The revitalization movement began around 15 years ago and its results are starting to show now that the city, local nonprofits and even Pima Community College are buying and redeveloping the old motels.
Two years ago, Klayton Kirkwood couldn’t see it coming. Now he says Miracle Mile is becoming a place for people to seek refuge.
Kirkwood is the director of the Tucson Men’s Center, a residential recovery program of Teen Challenge, a nonprofit organization that bought and demolished the Tiki Motel two blocks north of the No-Tel Motel.
The nonprofit is making way for a major expansion and hopes to help make the neighborhood safer, Kirkwood says, “to have it be a place that brings life.”

No-Tel Motel time machine
Let’s continue our drive through the past decade, a blacktop in eight decades of Miracle Mile’s history.
With the advent of the internet, people can watch porn at home and out of public view. Suddenly, even the seedy businesses aren’t viable.
Around 2010, Clinco becomes concerned that aged motels are viewed exclusively as liabilities.
“I thought, ‘if we don’t do something, we’re going to lose all these old motels,’” he says. “There was so much urgency around day-to-day crime that it was difficult to envision the future.”

(SOURCE MATERIAL)

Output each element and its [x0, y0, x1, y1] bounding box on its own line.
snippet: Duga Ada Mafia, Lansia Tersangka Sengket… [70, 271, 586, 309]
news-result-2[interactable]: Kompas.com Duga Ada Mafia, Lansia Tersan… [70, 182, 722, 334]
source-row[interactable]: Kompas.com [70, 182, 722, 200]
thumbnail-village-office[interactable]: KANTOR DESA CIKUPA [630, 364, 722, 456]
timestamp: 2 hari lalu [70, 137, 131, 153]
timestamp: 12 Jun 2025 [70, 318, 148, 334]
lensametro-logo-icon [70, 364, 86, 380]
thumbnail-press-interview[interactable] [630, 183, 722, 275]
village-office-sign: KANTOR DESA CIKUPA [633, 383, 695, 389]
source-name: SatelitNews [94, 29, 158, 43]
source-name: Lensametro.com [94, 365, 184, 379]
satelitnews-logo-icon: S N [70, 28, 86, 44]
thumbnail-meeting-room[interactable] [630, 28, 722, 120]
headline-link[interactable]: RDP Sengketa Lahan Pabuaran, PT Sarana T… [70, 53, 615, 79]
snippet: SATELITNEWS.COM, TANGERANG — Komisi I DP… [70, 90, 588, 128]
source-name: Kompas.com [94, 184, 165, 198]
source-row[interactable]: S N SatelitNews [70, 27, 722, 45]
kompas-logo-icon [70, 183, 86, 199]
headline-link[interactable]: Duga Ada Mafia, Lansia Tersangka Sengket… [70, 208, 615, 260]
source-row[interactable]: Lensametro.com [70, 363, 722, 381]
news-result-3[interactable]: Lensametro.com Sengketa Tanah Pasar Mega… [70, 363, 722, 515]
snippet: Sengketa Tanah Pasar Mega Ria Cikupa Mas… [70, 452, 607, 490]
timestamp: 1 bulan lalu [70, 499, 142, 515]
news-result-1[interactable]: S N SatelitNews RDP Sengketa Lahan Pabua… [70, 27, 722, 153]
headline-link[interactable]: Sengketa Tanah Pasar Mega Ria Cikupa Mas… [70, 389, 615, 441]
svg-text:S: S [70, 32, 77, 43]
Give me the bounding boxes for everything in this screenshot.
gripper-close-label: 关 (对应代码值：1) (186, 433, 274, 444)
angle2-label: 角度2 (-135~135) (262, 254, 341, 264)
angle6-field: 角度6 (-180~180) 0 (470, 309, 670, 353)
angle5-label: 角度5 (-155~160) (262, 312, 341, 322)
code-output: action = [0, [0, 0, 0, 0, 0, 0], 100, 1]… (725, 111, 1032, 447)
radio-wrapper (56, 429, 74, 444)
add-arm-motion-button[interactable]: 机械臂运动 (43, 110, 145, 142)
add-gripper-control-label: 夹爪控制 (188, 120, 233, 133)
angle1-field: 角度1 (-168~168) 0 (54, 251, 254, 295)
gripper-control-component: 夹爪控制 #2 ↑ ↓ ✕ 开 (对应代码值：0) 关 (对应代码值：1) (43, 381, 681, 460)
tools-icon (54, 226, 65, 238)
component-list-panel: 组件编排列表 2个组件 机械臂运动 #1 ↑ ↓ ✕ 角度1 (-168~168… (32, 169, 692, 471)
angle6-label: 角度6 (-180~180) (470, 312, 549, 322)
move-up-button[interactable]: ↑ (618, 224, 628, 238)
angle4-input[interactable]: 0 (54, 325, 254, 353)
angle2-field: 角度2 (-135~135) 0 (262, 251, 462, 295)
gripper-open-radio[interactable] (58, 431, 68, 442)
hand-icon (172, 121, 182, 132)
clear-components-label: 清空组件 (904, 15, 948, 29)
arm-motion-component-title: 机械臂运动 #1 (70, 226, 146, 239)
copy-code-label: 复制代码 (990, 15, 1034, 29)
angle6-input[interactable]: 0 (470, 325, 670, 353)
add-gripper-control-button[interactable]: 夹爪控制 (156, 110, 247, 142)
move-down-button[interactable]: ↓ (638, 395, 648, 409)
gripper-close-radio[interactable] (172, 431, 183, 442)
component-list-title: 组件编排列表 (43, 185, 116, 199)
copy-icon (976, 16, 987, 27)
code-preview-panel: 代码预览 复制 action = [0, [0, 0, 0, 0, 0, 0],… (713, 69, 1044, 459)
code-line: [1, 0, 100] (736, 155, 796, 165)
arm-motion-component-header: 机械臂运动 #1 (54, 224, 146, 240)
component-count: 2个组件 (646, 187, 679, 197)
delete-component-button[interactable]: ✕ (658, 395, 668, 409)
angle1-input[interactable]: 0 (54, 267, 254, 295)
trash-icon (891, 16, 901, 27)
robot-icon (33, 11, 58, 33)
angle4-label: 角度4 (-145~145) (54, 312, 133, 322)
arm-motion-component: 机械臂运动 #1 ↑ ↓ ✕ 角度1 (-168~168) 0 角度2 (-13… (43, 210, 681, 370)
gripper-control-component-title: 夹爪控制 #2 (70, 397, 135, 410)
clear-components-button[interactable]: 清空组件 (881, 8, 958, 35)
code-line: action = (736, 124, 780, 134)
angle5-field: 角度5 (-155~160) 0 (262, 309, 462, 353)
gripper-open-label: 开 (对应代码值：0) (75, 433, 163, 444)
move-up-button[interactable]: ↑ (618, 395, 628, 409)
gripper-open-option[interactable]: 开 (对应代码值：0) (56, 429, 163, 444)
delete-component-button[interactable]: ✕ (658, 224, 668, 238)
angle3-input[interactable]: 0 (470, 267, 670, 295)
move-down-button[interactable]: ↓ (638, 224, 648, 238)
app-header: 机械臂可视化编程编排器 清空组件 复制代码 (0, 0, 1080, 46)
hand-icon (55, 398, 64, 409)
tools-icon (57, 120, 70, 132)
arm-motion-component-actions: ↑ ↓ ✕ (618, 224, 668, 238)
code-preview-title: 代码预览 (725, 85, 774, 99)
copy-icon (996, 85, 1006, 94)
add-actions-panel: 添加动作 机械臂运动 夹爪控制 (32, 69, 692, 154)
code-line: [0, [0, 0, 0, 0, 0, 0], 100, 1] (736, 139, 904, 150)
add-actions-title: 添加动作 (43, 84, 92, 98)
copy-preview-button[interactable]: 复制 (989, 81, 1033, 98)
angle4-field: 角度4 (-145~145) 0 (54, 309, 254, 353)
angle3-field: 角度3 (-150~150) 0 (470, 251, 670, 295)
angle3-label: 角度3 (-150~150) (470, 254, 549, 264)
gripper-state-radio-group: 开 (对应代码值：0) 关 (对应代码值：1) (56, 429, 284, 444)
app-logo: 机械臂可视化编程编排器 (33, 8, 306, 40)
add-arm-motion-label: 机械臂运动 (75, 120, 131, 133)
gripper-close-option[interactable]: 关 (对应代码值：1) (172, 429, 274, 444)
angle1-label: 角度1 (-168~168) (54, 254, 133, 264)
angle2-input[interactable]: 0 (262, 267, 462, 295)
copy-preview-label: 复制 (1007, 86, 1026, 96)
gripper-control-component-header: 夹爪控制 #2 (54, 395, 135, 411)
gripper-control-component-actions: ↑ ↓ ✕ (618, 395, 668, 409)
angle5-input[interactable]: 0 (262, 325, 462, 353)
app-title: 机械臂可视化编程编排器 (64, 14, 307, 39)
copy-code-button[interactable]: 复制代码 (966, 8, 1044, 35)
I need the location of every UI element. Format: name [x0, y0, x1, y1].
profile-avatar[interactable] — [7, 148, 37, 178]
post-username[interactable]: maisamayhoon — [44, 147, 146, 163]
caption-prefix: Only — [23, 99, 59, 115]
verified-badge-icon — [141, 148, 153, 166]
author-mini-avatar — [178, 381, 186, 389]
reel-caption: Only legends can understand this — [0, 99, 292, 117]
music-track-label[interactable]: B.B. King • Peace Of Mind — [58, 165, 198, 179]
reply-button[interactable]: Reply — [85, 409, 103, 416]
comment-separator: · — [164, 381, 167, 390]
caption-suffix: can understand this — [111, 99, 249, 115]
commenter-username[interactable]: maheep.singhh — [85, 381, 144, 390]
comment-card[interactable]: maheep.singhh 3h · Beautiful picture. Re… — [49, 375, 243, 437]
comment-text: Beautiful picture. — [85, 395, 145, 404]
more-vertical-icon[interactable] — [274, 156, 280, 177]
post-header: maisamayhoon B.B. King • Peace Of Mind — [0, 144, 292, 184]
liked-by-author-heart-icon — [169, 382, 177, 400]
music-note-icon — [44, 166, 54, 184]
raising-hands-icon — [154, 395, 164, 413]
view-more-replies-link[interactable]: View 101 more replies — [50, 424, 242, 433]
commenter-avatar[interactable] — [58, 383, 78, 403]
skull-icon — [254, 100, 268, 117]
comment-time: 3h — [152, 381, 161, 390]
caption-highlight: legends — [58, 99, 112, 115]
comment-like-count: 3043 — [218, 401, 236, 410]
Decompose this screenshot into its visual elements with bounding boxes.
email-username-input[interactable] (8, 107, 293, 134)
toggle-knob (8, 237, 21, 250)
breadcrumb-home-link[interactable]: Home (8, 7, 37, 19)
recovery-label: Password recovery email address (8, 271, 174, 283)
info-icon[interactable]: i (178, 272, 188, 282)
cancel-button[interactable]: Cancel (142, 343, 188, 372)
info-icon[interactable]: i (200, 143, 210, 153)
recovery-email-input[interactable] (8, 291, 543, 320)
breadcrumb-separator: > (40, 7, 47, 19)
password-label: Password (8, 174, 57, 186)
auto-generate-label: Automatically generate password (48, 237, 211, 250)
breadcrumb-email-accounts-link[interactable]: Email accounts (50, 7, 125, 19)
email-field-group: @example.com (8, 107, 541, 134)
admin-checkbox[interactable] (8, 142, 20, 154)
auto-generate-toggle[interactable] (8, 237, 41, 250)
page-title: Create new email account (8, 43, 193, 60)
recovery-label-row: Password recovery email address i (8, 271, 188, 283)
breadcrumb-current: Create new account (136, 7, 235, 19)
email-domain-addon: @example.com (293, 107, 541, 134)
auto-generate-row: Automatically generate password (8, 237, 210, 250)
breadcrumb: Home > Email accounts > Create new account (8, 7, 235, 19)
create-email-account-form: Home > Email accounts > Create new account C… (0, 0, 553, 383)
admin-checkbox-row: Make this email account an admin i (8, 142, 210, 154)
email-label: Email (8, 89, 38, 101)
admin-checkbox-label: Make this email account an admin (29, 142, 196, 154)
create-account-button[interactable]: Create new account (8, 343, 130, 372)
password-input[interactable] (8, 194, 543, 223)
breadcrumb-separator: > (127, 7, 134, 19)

(TASK REQUIREMENTS)
1. Translate this sentence from the Miracle Mile text into Spanish: "Around 2010, Clinco becomes concerned that aged motels are viewed exclusively as liabilities."
2. Copy out the rows from the first one through the line containing "snippet: Sengketa Tanah", including both of those lines.
The text about Tucson's Miracle Mile and the rows were taken from separate sources.

(SOLVED PROBLEMS)
1. Alrededor de 2010, Clinco empieza a preocuparse de que los moteles antiguos se vean exclusivamente como una carga.

2.
Output each element and its [x0, y0, x1, y1] bounding box on its own line.
snippet: Duga Ada Mafia, Lansia Tersangka Sengket… [70, 271, 586, 309]
news-result-2[interactable]: Kompas.com Duga Ada Mafia, Lansia Tersan… [70, 182, 722, 334]
source-row[interactable]: Kompas.com [70, 182, 722, 200]
thumbnail-village-office[interactable]: KANTOR DESA CIKUPA [630, 364, 722, 456]
timestamp: 2 hari lalu [70, 137, 131, 153]
timestamp: 12 Jun 2025 [70, 318, 148, 334]
lensametro-logo-icon [70, 364, 86, 380]
thumbnail-press-interview[interactable] [630, 183, 722, 275]
village-office-sign: KANTOR DESA CIKUPA [633, 383, 695, 389]
source-name: SatelitNews [94, 29, 158, 43]
source-name: Lensametro.com [94, 365, 184, 379]
satelitnews-logo-icon: S N [70, 28, 86, 44]
thumbnail-meeting-room[interactable] [630, 28, 722, 120]
headline-link[interactable]: RDP Sengketa Lahan Pabuaran, PT Sarana T… [70, 53, 615, 79]
snippet: SATELITNEWS.COM, TANGERANG — Komisi I DP… [70, 90, 588, 128]
source-name: Kompas.com [94, 184, 165, 198]
source-row[interactable]: S N SatelitNews [70, 27, 722, 45]
kompas-logo-icon [70, 183, 86, 199]
headline-link[interactable]: Duga Ada Mafia, Lansia Tersangka Sengket… [70, 208, 615, 260]
source-row[interactable]: Lensametro.com [70, 363, 722, 381]
news-result-3[interactable]: Lensametro.com Sengketa Tanah Pasar Mega… [70, 363, 722, 515]
snippet: Sengketa Tanah Pasar Mega Ria Cikupa Mas… [70, 452, 607, 490]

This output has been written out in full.